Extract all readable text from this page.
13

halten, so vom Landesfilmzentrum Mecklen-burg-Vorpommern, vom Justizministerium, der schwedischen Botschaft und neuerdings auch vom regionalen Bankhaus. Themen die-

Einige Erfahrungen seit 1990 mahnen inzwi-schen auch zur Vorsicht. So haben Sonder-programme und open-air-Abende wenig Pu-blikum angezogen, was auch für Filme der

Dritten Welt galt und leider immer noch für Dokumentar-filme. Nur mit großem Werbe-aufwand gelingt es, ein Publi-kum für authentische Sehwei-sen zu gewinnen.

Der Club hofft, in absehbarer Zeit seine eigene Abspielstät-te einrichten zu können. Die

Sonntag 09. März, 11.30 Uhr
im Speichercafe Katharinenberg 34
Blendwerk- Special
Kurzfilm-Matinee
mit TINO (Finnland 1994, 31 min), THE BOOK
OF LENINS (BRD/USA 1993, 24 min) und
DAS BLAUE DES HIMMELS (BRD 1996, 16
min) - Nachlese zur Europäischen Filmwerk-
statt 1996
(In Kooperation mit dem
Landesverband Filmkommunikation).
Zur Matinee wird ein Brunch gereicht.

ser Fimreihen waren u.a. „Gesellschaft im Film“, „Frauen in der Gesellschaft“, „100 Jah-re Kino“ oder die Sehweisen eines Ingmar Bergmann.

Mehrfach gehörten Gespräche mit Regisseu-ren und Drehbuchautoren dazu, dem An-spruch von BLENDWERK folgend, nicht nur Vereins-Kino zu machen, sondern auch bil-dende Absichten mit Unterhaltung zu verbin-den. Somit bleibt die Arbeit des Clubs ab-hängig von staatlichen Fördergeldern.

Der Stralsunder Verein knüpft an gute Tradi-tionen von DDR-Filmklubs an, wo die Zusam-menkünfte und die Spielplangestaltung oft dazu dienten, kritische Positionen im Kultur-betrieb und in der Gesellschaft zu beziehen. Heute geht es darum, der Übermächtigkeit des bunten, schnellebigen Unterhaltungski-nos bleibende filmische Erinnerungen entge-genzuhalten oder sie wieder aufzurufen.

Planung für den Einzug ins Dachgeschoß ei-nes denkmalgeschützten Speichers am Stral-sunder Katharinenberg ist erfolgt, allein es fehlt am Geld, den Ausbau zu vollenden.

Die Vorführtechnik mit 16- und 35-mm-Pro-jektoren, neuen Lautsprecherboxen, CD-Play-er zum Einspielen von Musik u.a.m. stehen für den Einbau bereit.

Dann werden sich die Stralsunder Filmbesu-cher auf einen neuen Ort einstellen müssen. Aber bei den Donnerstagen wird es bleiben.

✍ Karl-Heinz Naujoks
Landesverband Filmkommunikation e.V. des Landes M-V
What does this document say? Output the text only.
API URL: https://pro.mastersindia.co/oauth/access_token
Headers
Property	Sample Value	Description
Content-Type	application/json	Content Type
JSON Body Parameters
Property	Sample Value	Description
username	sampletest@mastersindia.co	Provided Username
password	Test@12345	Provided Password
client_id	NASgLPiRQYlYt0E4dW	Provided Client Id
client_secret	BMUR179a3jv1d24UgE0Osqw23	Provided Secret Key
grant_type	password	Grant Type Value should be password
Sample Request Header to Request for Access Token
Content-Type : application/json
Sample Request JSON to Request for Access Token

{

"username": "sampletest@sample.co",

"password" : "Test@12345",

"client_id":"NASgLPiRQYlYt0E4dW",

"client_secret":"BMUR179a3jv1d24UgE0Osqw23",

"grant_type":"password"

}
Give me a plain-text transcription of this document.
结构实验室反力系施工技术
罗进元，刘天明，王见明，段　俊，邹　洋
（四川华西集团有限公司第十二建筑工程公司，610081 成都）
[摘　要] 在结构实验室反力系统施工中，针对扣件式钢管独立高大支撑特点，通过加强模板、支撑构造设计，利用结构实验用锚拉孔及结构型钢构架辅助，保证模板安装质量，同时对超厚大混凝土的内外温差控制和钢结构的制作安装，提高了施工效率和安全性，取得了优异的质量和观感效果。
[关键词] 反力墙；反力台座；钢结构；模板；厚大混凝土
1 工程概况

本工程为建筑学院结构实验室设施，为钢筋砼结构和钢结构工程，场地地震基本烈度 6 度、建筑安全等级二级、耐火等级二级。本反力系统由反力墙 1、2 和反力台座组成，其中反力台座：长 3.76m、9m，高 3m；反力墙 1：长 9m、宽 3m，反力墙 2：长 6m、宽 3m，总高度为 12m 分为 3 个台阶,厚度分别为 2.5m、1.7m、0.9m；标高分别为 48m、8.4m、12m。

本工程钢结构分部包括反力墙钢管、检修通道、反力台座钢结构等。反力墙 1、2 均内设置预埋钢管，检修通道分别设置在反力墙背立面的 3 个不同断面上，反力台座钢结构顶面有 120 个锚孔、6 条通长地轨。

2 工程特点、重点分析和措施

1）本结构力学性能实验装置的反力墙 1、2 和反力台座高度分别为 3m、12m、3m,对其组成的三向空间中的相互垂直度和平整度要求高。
━━━━━━
WHAT THE TASK REQUIRES: Show every line from the listing above in which the string "wird" appears.

THE SOLUTION:
Zur Matinee wird ein Brunch gereicht.
Dann werden sich die Stralsunder Filmbesu-cher auf einen neuen Ort einstellen müssen. Aber bei den Donnerstagen wird es bleiben.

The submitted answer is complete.